- [BRIEF]: From the entries below, say how many lines carry the word "bandwidth", and give nothing but the number.

Extracted records
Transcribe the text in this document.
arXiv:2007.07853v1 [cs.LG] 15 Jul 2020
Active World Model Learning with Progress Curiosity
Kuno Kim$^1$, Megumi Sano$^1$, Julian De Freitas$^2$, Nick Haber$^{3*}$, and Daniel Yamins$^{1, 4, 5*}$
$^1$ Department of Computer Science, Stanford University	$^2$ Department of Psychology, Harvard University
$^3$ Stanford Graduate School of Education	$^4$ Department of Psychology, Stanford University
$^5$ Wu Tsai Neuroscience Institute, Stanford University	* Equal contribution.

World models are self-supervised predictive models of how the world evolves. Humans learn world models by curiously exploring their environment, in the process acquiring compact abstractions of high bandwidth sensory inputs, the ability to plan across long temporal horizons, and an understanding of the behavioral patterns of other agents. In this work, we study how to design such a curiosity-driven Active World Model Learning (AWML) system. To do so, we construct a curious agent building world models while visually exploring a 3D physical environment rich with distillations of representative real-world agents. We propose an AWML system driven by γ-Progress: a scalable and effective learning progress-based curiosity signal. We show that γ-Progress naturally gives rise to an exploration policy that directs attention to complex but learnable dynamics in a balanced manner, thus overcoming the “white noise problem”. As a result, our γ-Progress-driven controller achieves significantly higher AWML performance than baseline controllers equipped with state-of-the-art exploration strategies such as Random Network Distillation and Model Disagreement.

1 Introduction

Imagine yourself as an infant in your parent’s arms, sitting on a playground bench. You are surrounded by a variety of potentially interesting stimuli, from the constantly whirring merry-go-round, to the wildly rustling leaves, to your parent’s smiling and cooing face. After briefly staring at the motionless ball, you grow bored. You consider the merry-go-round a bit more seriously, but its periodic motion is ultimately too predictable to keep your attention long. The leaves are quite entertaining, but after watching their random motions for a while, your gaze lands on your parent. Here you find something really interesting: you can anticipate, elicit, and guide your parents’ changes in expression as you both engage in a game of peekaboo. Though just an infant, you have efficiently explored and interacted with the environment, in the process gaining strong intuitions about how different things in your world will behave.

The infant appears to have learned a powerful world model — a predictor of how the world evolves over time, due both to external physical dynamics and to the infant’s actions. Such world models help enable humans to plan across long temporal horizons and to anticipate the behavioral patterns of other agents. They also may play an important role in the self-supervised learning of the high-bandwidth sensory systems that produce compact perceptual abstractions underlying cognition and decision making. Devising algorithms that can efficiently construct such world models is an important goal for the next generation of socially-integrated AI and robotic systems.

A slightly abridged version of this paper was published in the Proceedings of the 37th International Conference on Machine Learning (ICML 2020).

- [ANSWER TO THE TASK]: 2